→ **Problem statement**: Will you output the entries below exactly, skipping every image they contain?

Entries from a visual dataset
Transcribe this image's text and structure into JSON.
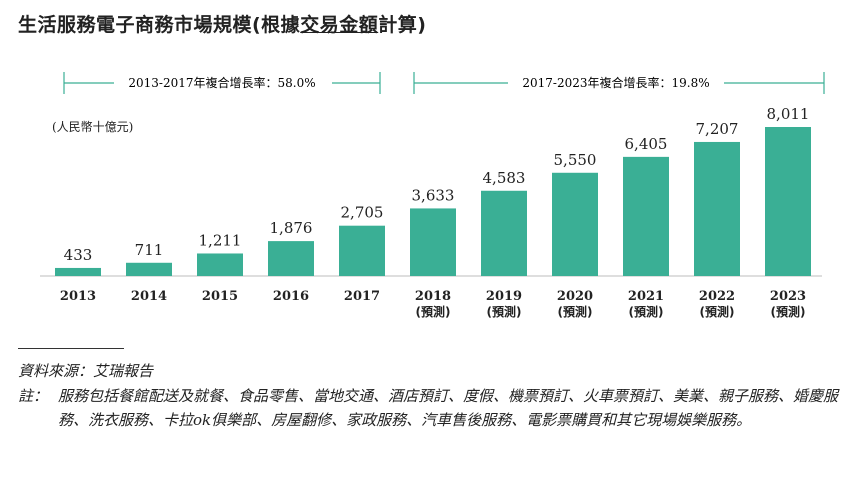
{
  "title_prefix": "生活服務電子商務市場規模(根據",
  "title_underlined": "交易金額",
  "title_suffix": "計算)",
  "unit": "(人民幣十億元)",
  "cagr": [
    {
      "text": "2013-2017年複合增長率：58.0%"
    },
    {
      "text": "2017-2023年複合增長率：19.8%"
    }
  ],
  "chart_data": {
    "type": "bar",
    "categories": [
      "2013",
      "2014",
      "2015",
      "2016",
      "2017",
      "2018",
      "2019",
      "2020",
      "2021",
      "2022",
      "2023"
    ],
    "sublabels": [
      "",
      "",
      "",
      "",
      "",
      "(預測)",
      "(預測)",
      "(預測)",
      "(預測)",
      "(預測)",
      "(預測)"
    ],
    "values": [
      433,
      711,
      1211,
      1876,
      2705,
      3633,
      4583,
      5550,
      6405,
      7207,
      8011
    ],
    "value_labels": [
      "433",
      "711",
      "1,211",
      "1,876",
      "2,705",
      "3,633",
      "4,583",
      "5,550",
      "6,405",
      "7,207",
      "8,011"
    ],
    "ylim": [
      0,
      8011
    ],
    "bar_color": "#3aaf95",
    "grid": false
  },
  "source": "資料來源：艾瑞報告",
  "note_label": "註：",
  "note_text": "服務包括餐館配送及就餐、食品零售、當地交通、酒店預訂、度假、機票預訂、火車票預訂、美業、親子服務、婚慶服務、洗衣服務、卡拉ok俱樂部、房屋翻修、家政服務、汽車售後服務、電影票購買和其它現場娛樂服務。"
}
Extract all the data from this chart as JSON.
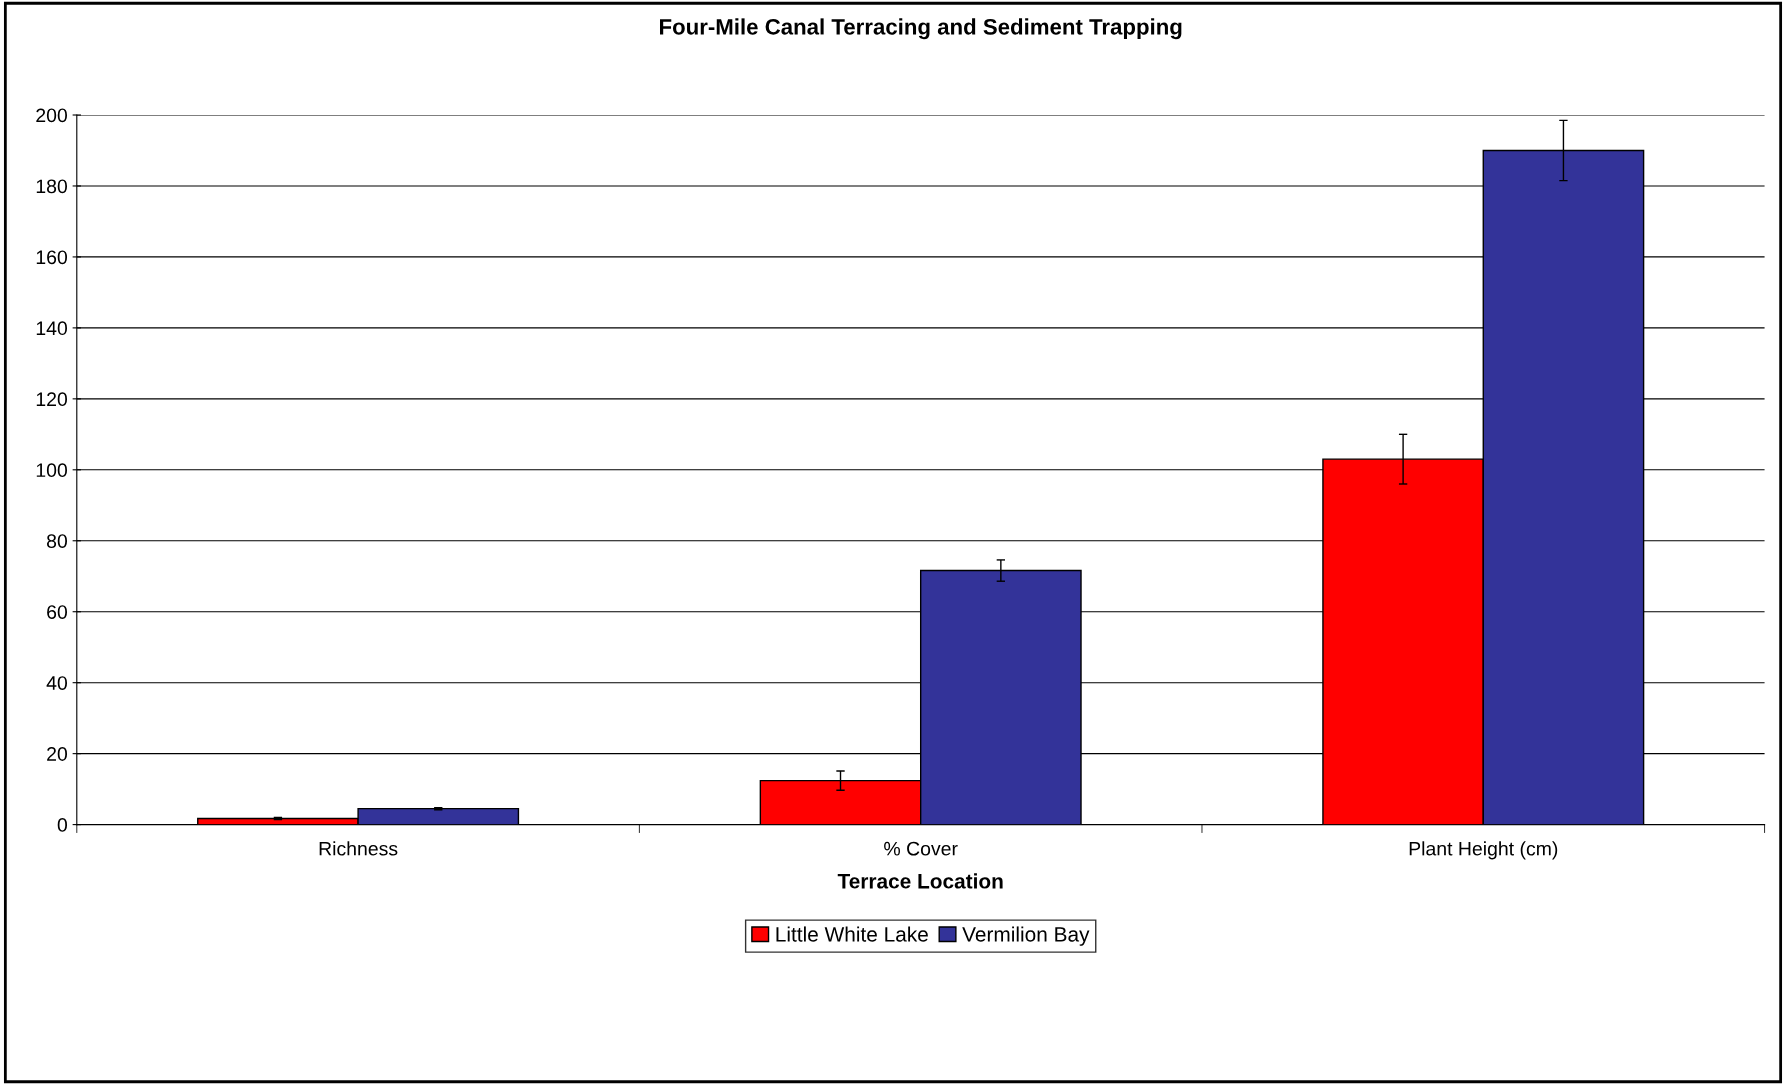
{
  "chart_data": {
    "type": "bar",
    "title": "Four-Mile Canal Terracing and Sediment Trapping",
    "xlabel": "Terrace Location",
    "categories": [
      "Richness",
      "% Cover",
      "Plant Height (cm)"
    ],
    "series": [
      {
        "name": "Little White Lake",
        "color": "#ff0000",
        "values": [
          1.7,
          12.4,
          103
        ],
        "errors": [
          0.3,
          2.7,
          7
        ]
      },
      {
        "name": "Vermilion Bay",
        "color": "#333399",
        "values": [
          4.5,
          71.6,
          190
        ],
        "errors": [
          0.3,
          3,
          8.5
        ]
      }
    ],
    "ylim": [
      0,
      200
    ],
    "yticks": [
      0,
      20,
      40,
      60,
      80,
      100,
      120,
      140,
      160,
      180,
      200
    ],
    "grid": "y",
    "legend": "bottom"
  }
}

→ **Written response**:
Transcribe this image's text and structure into JSON.
{
  "title_prefix": "生活服務電子商務市場規模(根據",
  "title_underlined": "交易金額",
  "title_suffix": "計算)",
  "unit": "(人民幣十億元)",
  "cagr": [
    {
      "text": "2013-2017年複合增長率：58.0%"
    },
    {
      "text": "2017-2023年複合增長率：19.8%"
    }
  ],
  "chart_data": {
    "type": "bar",
    "categories": [
      "2013",
      "2014",
      "2015",
      "2016",
      "2017",
      "2018",
      "2019",
      "2020",
      "2021",
      "2022",
      "2023"
    ],
    "sublabels": [
      "",
      "",
      "",
      "",
      "",
      "(預測)",
      "(預測)",
      "(預測)",
      "(預測)",
      "(預測)",
      "(預測)"
    ],
    "values": [
      433,
      711,
      1211,
      1876,
      2705,
      3633,
      4583,
      5550,
      6405,
      7207,
      8011
    ],
    "value_labels": [
      "433",
      "711",
      "1,211",
      "1,876",
      "2,705",
      "3,633",
      "4,583",
      "5,550",
      "6,405",
      "7,207",
      "8,011"
    ],
    "ylim": [
      0,
      8011
    ],
    "bar_color": "#3aaf95",
    "grid": false
  },
  "source": "資料來源：艾瑞報告",
  "note_label": "註：",
  "note_text": "服務包括餐館配送及就餐、食品零售、當地交通、酒店預訂、度假、機票預訂、火車票預訂、美業、親子服務、婚慶服務、洗衣服務、卡拉ok俱樂部、房屋翻修、家政服務、汽車售後服務、電影票購買和其它現場娛樂服務。"
}
Extract all the data from this chart as JSON.
{
  "chart_data": {
    "type": "bar",
    "title": "Four-Mile Canal Terracing and Sediment Trapping",
    "xlabel": "Terrace Location",
    "categories": [
      "Richness",
      "% Cover",
      "Plant Height (cm)"
    ],
    "series": [
      {
        "name": "Little White Lake",
        "color": "#ff0000",
        "values": [
          1.7,
          12.4,
          103
        ],
        "errors": [
          0.3,
          2.7,
          7
        ]
      },
      {
        "name": "Vermilion Bay",
        "color": "#333399",
        "values": [
          4.5,
          71.6,
          190
        ],
        "errors": [
          0.3,
          3,
          8.5
        ]
      }
    ],
    "ylim": [
      0,
      200
    ],
    "yticks": [
      0,
      20,
      40,
      60,
      80,
      100,
      120,
      140,
      160,
      180,
      200
    ],
    "grid": "y",
    "legend": "bottom"
  }
}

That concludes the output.